▶ **Task objective**:
Set the listing down again exactly, please, apart from its pictures.
-------
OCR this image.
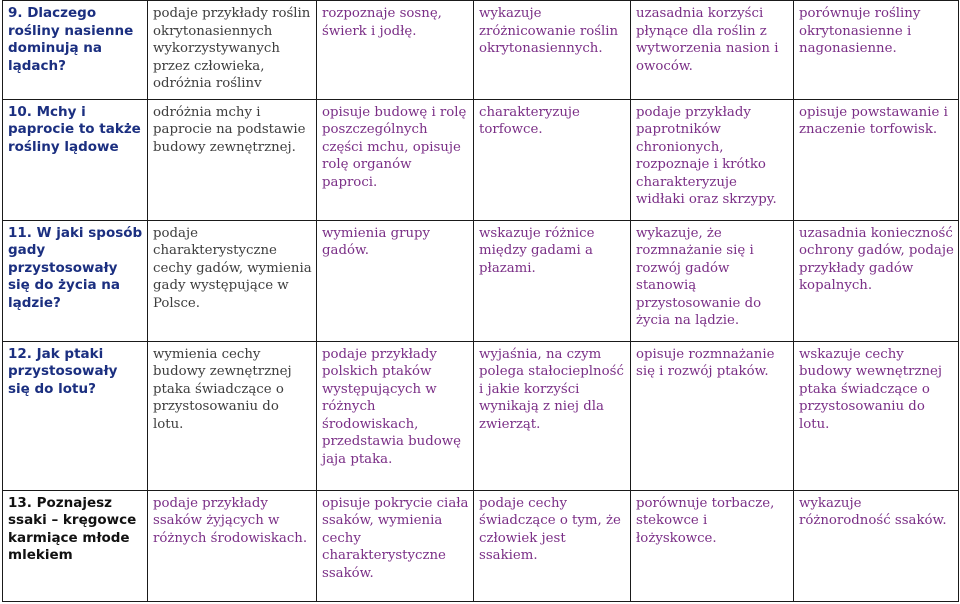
9. Dlaczego rośliny nasienne dominują na lądach?	podaje przykłady roślin okrytonasiennych wykorzystywanych przez człowieka, odróżnia roślinv	rozpoznaje sosnę, świerk i jodłę.	wykazuje zróżnicowanie roślin okrytonasiennych.	uzasadnia korzyści płynące dla roślin z wytworzenia nasion i owoców.	porównuje rośliny okrytonasienne i nagonasienne.
10. Mchy i paprocie to także rośliny lądowe	odróżnia mchy i paprocie na podstawie budowy zewnętrznej.	opisuje budowę i rolę poszczególnych części mchu, opisuje rolę organów paproci.	charakteryzuje torfowce.	podaje przykłady paprotników chronionych, rozpoznaje i krótko charakteryzuje widłaki oraz skrzypy.	opisuje powstawanie i znaczenie torfowisk.
11. W jaki sposób gady przystosowały się do życia na lądzie?	podaje charakterystyczne cechy gadów, wymienia gady występujące w Polsce.	wymienia grupy gadów.	wskazuje różnice między gadami a płazami.	wykazuje, że rozmnażanie się i rozwój gadów stanowią przystosowanie do życia na lądzie.	uzasadnia konieczność ochrony gadów, podaje przykłady gadów kopalnych.
12. Jak ptaki przystosowały się do lotu?	wymienia cechy budowy zewnętrznej ptaka świadczące o przystosowaniu do lotu.	podaje przykłady polskich ptaków występujących w różnych środowiskach, przedstawia budowę jaja ptaka.	wyjaśnia, na czym polega stałocieplność i jakie korzyści wynikają z niej dla zwierząt.	opisuje rozmnażanie się i rozwój ptaków.	wskazuje cechy budowy wewnętrznej ptaka świadczące o przystosowaniu do lotu.
13. Poznajesz ssaki – kręgowce karmiące młode mlekiem	podaje przykłady ssaków żyjących w różnych środowiskach.	opisuje pokrycie ciała ssaków, wymienia cechy charakterystyczne ssaków.	podaje cechy świadczące o tym, że człowiek jest ssakiem.	porównuje torbacze, stekowce i łożyskowce.	wykazuje różnorodność ssaków.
-------
▶ **Answer to the task**:
OCR this image.
9. Dlaczego rośliny nasienne dominują na lądach?	podaje przykłady roślin okrytonasiennych wykorzystywanych przez człowieka, odróżnia roślinv	rozpoznaje sosnę, świerk i jodłę.	wykazuje zróżnicowanie roślin okrytonasiennych.	uzasadnia korzyści płynące dla roślin z wytworzenia nasion i owoców.	porównuje rośliny okrytonasienne i nagonasienne.
10. Mchy i paprocie to także rośliny lądowe	odróżnia mchy i paprocie na podstawie budowy zewnętrznej.	opisuje budowę i rolę poszczególnych części mchu, opisuje rolę organów paproci.	charakteryzuje torfowce.	podaje przykłady paprotników chronionych, rozpoznaje i krótko charakteryzuje widłaki oraz skrzypy.	opisuje powstawanie i znaczenie torfowisk.
11. W jaki sposób gady przystosowały się do życia na lądzie?	podaje charakterystyczne cechy gadów, wymienia gady występujące w Polsce.	wymienia grupy gadów.	wskazuje różnice między gadami a płazami.	wykazuje, że rozmnażanie się i rozwój gadów stanowią przystosowanie do życia na lądzie.	uzasadnia konieczność ochrony gadów, podaje przykłady gadów kopalnych.
12. Jak ptaki przystosowały się do lotu?	wymienia cechy budowy zewnętrznej ptaka świadczące o przystosowaniu do lotu.	podaje przykłady polskich ptaków występujących w różnych środowiskach, przedstawia budowę jaja ptaka.	wyjaśnia, na czym polega stałocieplność i jakie korzyści wynikają z niej dla zwierząt.	opisuje rozmnażanie się i rozwój ptaków.	wskazuje cechy budowy wewnętrznej ptaka świadczące o przystosowaniu do lotu.
13. Poznajesz ssaki – kręgowce karmiące młode mlekiem	podaje przykłady ssaków żyjących w różnych środowiskach.	opisuje pokrycie ciała ssaków, wymienia cechy charakterystyczne ssaków.	podaje cechy świadczące o tym, że człowiek jest ssakiem.	porównuje torbacze, stekowce i łożyskowce.	wykazuje różnorodność ssaków.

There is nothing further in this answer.